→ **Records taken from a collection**
= = = = = = =
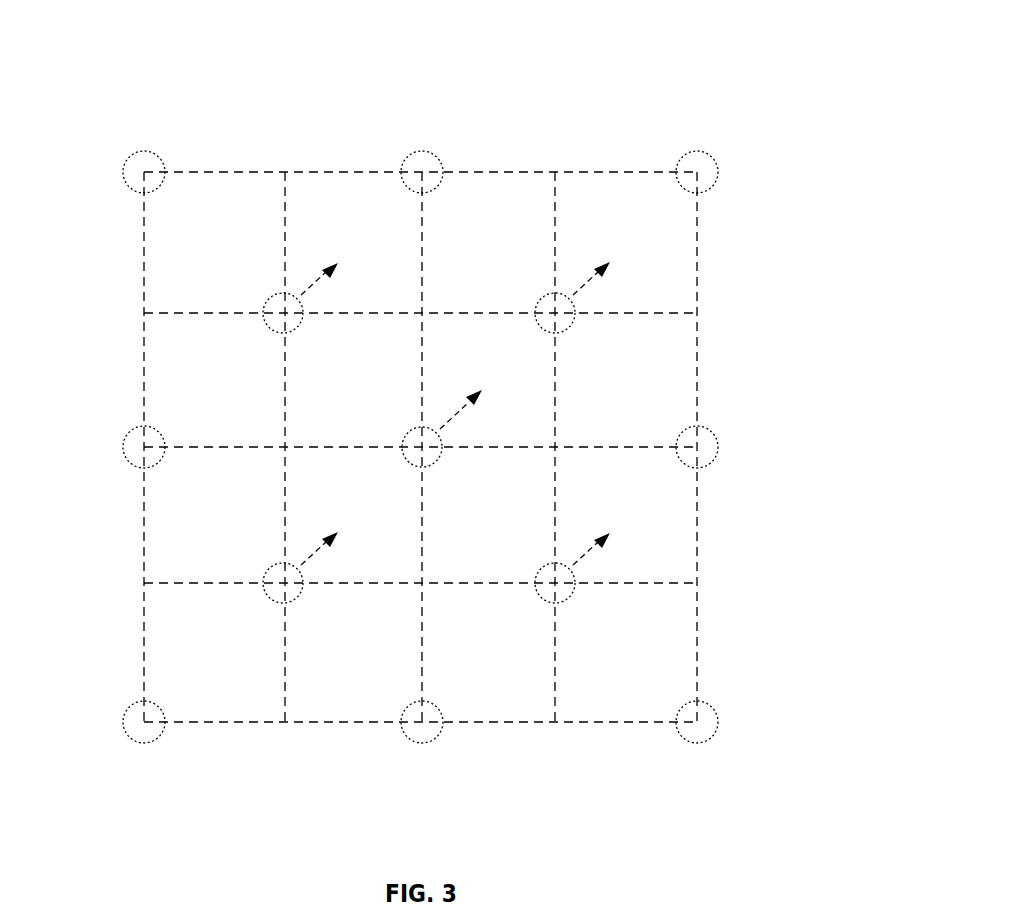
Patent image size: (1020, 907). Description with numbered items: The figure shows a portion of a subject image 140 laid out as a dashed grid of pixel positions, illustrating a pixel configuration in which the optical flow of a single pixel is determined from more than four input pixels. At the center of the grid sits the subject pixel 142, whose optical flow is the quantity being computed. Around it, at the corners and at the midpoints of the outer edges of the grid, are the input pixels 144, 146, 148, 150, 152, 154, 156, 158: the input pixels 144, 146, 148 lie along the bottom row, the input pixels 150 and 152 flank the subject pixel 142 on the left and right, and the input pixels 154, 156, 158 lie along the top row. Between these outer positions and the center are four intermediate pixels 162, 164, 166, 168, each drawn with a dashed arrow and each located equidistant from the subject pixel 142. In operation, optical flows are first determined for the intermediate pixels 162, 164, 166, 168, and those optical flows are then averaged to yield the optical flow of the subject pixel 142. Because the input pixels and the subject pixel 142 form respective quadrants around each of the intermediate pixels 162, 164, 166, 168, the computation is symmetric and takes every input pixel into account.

The subject image 140 is at (735, 71).
The subject pixel 142 is at (420, 445).
The input pixel 144 is at (148, 722).
The input pixel 146 is at (425, 720).
The input pixel 148 is at (697, 722).
The input pixel 150 is at (138, 446).
The input pixel 152 is at (700, 444).
The input pixel 154 is at (140, 172).
The input pixel 156 is at (420, 172).
The input pixel 158 is at (695, 168).
The intermediate pixel 162 is at (279, 580).
The intermediate pixel 164 is at (551, 580).
The intermediate pixel 166 is at (279, 310).
The intermediate pixel 168 is at (551, 310).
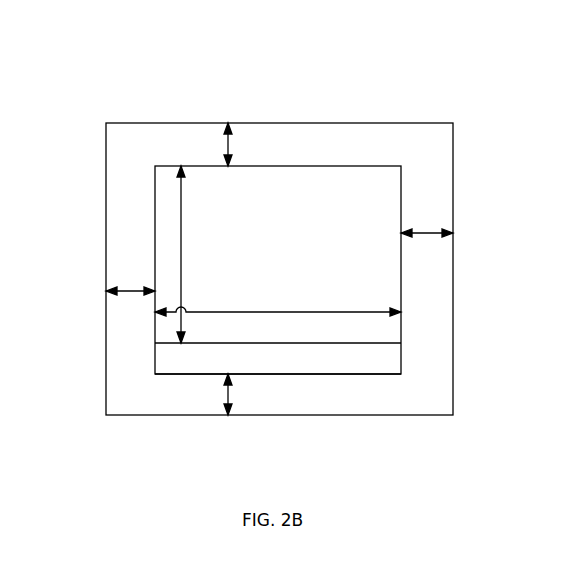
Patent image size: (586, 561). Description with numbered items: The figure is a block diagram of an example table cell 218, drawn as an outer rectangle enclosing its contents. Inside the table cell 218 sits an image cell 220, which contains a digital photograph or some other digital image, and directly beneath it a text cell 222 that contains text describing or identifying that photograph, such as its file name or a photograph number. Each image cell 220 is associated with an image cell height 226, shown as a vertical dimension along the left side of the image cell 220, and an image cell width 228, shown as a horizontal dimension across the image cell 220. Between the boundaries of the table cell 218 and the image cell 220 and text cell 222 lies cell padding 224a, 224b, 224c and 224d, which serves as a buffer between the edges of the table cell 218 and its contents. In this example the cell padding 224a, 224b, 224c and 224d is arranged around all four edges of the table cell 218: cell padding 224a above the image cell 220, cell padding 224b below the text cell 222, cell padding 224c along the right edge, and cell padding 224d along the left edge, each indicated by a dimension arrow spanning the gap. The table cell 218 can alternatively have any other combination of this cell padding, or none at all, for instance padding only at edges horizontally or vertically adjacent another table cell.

The table cell 218 is at (254, 251).
The image cell 220 is at (331, 252).
The text cell 222 is at (331, 349).
The cell padding 224a is at (252, 144).
The cell padding 224b is at (252, 394).
The cell padding 224c is at (427, 246).
The cell padding 224d is at (130, 303).
The image cell height 226 is at (200, 254).
The image cell width 228 is at (278, 302).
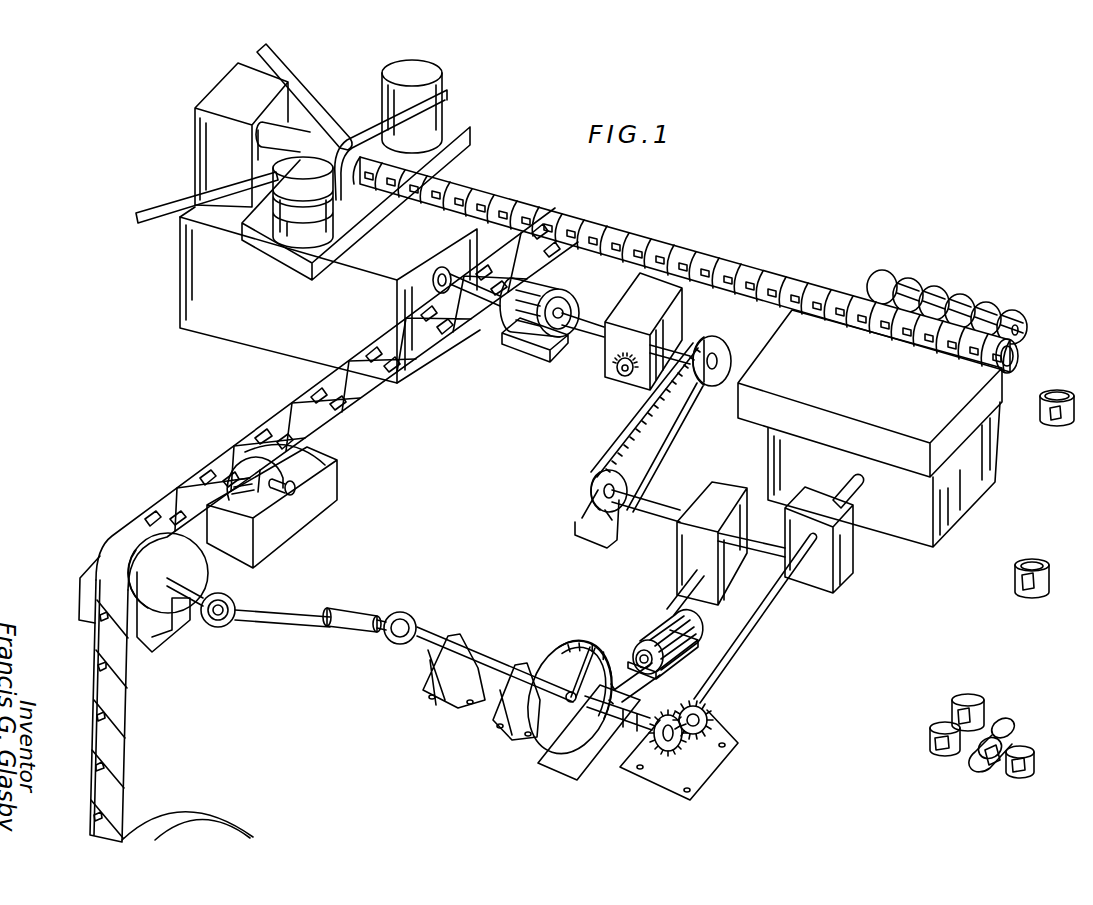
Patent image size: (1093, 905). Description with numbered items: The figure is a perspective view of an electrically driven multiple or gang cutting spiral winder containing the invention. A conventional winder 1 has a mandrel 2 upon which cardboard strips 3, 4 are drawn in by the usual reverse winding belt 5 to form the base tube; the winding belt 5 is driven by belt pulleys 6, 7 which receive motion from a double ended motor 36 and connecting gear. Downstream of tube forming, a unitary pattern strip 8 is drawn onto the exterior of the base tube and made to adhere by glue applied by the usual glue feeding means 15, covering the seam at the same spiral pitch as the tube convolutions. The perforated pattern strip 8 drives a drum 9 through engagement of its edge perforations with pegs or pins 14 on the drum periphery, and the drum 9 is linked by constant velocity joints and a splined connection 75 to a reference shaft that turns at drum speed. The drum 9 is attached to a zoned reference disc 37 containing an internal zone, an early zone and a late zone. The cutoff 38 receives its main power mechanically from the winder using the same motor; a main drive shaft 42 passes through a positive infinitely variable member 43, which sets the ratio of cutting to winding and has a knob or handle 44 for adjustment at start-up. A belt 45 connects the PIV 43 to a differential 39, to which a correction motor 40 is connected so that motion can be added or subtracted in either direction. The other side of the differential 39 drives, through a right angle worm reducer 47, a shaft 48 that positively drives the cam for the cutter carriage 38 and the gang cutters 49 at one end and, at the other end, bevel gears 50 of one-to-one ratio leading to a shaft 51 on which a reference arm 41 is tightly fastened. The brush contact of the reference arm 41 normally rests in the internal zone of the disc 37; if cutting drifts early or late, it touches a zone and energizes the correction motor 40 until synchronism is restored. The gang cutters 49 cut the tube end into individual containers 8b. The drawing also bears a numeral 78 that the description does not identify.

The winder 1 is at (212, 340).
The mandrel 2 is at (262, 140).
The cardboard strip 3 is at (150, 212).
The cardboard strip 4 is at (300, 96).
The reverse winding belt 5 is at (443, 112).
The belt pulley 6 is at (312, 165).
The belt pulley 7 is at (418, 70).
The pattern strip 8 is at (333, 410).
The individual containers 8b is at (1056, 392).
The drum 9 is at (150, 623).
The pegs or pins 14 is at (112, 540).
The glue feeding means 15 is at (300, 520).
The double ended motor 36 is at (500, 325).
The reference disc 37 is at (545, 735).
The cutoff 38 is at (886, 386).
The differential 39 is at (733, 492).
The correction motor 40 is at (640, 634).
The reference arm 41 is at (595, 645).
The main drive shaft 42 is at (712, 348).
The positive infinitely variable member 43 is at (625, 282).
The knob or handle 44 is at (620, 372).
The belt 45 is at (628, 425).
The right angle worm reducer 47 is at (850, 553).
The shaft 48 is at (757, 645).
The gang cutters 49 is at (990, 300).
The bevel gears 50 is at (706, 718).
The shaft 51 is at (594, 752).
The splined connection 75 is at (310, 632).
The arc 78 is at (185, 808).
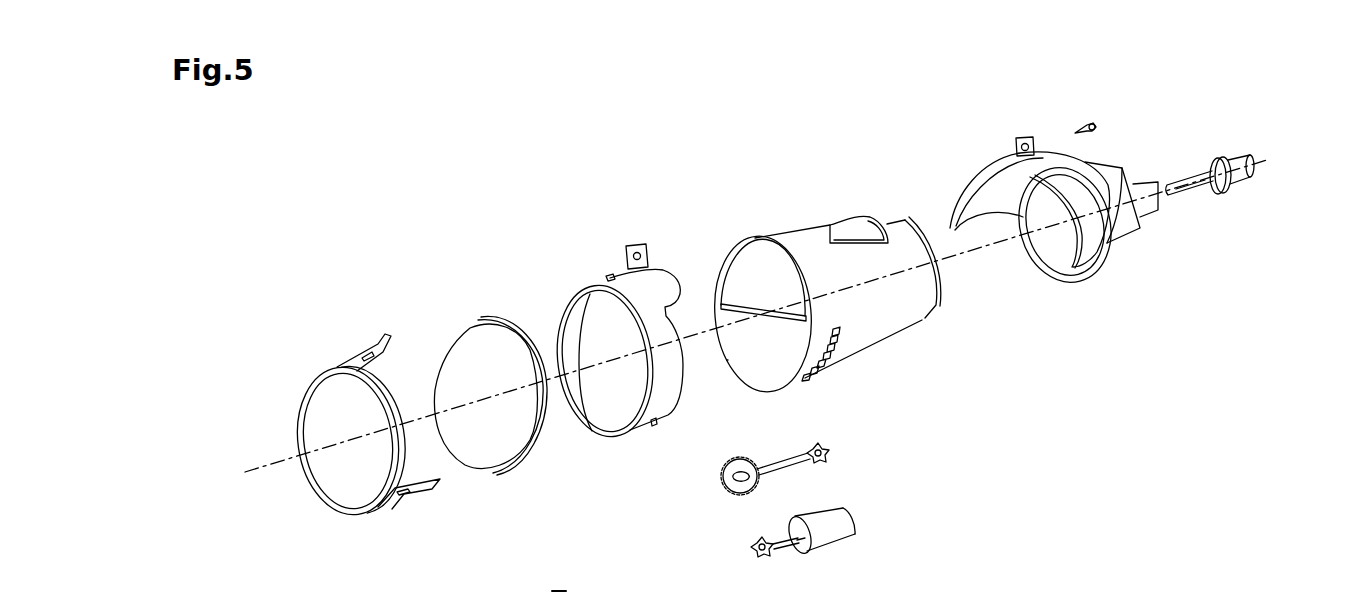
= = = = = = =
→ **Given task**
Put every line of the records above into a JSON list of strings, one string per line, with blank lines skipped and the pictures left out.

→ **Answer to this task**
[
  "Patent image size: (1020, 907). Description with numbered items: The figure shows a portion of a subject image 140 laid out as a dashed grid of pixel positions, illustrating a pixel configuration in which the optical flow of a single pixel is determined from more than four input pixels. At the center of the grid sits the subject pixel 142, whose optical flow is the quantity being computed. Around it, at the corners and at the midpoints of the outer edges of the grid, are the input pixels 144, 146, 148, 150, 152, 154, 156, 158: the input pixels 144, 146, 148 lie along the bottom row, the input pixels 150 and 152 flank the subject pixel 142 on the left and right, and the input pixels 154, 156, 158 lie along the top row. Between these outer positions and the center are four intermediate pixels 162, 164, 166, 168, each drawn with a dashed arrow and each located equidistant from the subject pixel 142. In operation, optical flows are first determined for the intermediate pixels 162, 164, 166, 168, and those optical flows are then averaged to yield the optical flow of the subject pixel 142. Because the input pixels and the subject pixel 142 form respective quadrants around each of the intermediate pixels 162, 164, 166, 168, the computation is symmetric and takes every input pixel into account.",
  "The subject image 140 is at (735, 71).",
  "The subject pixel 142 is at (420, 445).",
  "The input pixel 144 is at (148, 722).",
  "The input pixel 146 is at (425, 720).",
  "The input pixel 148 is at (697, 722).",
  "The input pixel 150 is at (138, 446).",
  "The input pixel 152 is at (700, 444).",
  "The input pixel 154 is at (140, 172).",
  "The input pixel 156 is at (420, 172).",
  "The input pixel 158 is at (695, 168).",
  "The intermediate pixel 162 is at (279, 580).",
  "The intermediate pixel 164 is at (551, 580).",
  "The intermediate pixel 166 is at (279, 310).",
  "The intermediate pixel 168 is at (551, 310).",
  "Patent image size: (586, 561). Description with numbered items: The figure is a block diagram of an example table cell 218, drawn as an outer rectangle enclosing its contents. Inside the table cell 218 sits an image cell 220, which contains a digital photograph or some other digital image, and directly beneath it a text cell 222 that contains text describing or identifying that photograph, such as its file name or a photograph number. Each image cell 220 is associated with an image cell height 226, shown as a vertical dimension along the left side of the image cell 220, and an image cell width 228, shown as a horizontal dimension across the image cell 220. Between the boundaries of the table cell 218 and the image cell 220 and text cell 222 lies cell padding 224a, 224b, 224c and 224d, which serves as a buffer between the edges of the table cell 218 and its contents. In this example the cell padding 224a, 224b, 224c and 224d is arranged around all four edges of the table cell 218: cell padding 224a above the image cell 220, cell padding 224b below the text cell 222, cell padding 224c along the right edge, and cell padding 224d along the left edge, each indicated by a dimension arrow spanning the gap. The table cell 218 can alternatively have any other combination of this cell padding, or none at all, for instance padding only at edges horizontally or vertically adjacent another table cell.",
  "The table cell 218 is at (254, 251).",
  "The image cell 220 is at (331, 252).",
  "The text cell 222 is at (331, 349).",
  "The cell padding 224a is at (252, 144).",
  "The cell padding 224b is at (252, 394).",
  "The cell padding 224c is at (427, 246).",
  "The cell padding 224d is at (130, 303).",
  "The image cell height 226 is at (200, 254).",
  "The image cell width 228 is at (278, 302).",
  "Patent image size: (1093, 905). Description with numbered items: The figure is a perspective view of an electrically driven multiple or gang cutting spiral winder containing the invention. A conventional winder 1 has a mandrel 2 upon which cardboard strips 3, 4 are drawn in by the usual reverse winding belt 5 to form the base tube; the winding belt 5 is driven by belt pulleys 6, 7 which receive motion from a double ended motor 36 and connecting gear. Downstream of tube forming, a unitary pattern strip 8 is drawn onto the exterior of the base tube and made to adhere by glue applied by the usual glue feeding means 15, covering the seam at the same spiral pitch as the tube convolutions. The perforated pattern strip 8 drives a drum 9 through engagement of its edge perforations with pegs or pins 14 on the drum periphery, and the drum 9 is linked by constant velocity joints and a splined connection 75 to a reference shaft that turns at drum speed. The drum 9 is attached to a zoned reference disc 37 containing an internal zone, an early zone and a late zone. The cutoff 38 receives its main power mechanically from the winder using the same motor; a main drive shaft 42 passes through a positive infinitely variable member 43, which sets the ratio of cutting to winding and has a knob or handle 44 for adjustment at start-up. A belt 45 connects the PIV 43 to a differential 39, to which a correction motor 40 is connected so that motion can be added or subtracted in either direction. The other side of the differential 39 drives, through a right angle worm reducer 47, a shaft 48 that positively drives the cam for the cutter carriage 38 and the gang cutters 49 at one end and, at the other end, bevel gears 50 of one-to-one ratio leading to a shaft 51 on which a reference arm 41 is tightly fastened. The brush contact of the reference arm 41 normally rests in the internal zone of the disc 37; if cutting drifts early or late, it touches a zone and energizes the correction motor 40 until synchronism is restored. The gang cutters 49 cut the tube end into individual containers 8b. The drawing also bears a numeral 78 that the description does not identify.",
  "The winder 1 is at (212, 340).",
  "The mandrel 2 is at (262, 140).",
  "The cardboard strip 3 is at (150, 212).",
  "The cardboard strip 4 is at (300, 96).",
  "The reverse winding belt 5 is at (443, 112).",
  "The belt pulley 6 is at (312, 165).",
  "The belt pulley 7 is at (418, 70).",
  "The pattern strip 8 is at (333, 410).",
  "The individual containers 8b is at (1056, 392).",
  "The drum 9 is at (150, 623).",
  "The pegs or pins 14 is at (112, 540).",
  "The glue feeding means 15 is at (300, 520).",
  "The double ended motor 36 is at (500, 325).",
  "The reference disc 37 is at (545, 735).",
  "The cutoff 38 is at (886, 386).",
  "The differential 39 is at (733, 492).",
  "The correction motor 40 is at (640, 634).",
  "The reference arm 41 is at (595, 645).",
  "The main drive shaft 42 is at (712, 348).",
  "The positive infinitely variable member 43 is at (625, 282).",
  "The knob or handle 44 is at (620, 372).",
  "The belt 45 is at (628, 425).",
  "The right angle worm reducer 47 is at (850, 553).",
  "The shaft 48 is at (757, 645).",
  "The gang cutters 49 is at (990, 300).",
  "The bevel gears 50 is at (706, 718).",
  "The shaft 51 is at (594, 752).",
  "The splined connection 75 is at (310, 632).",
  "The arc 78 is at (185, 808)."
]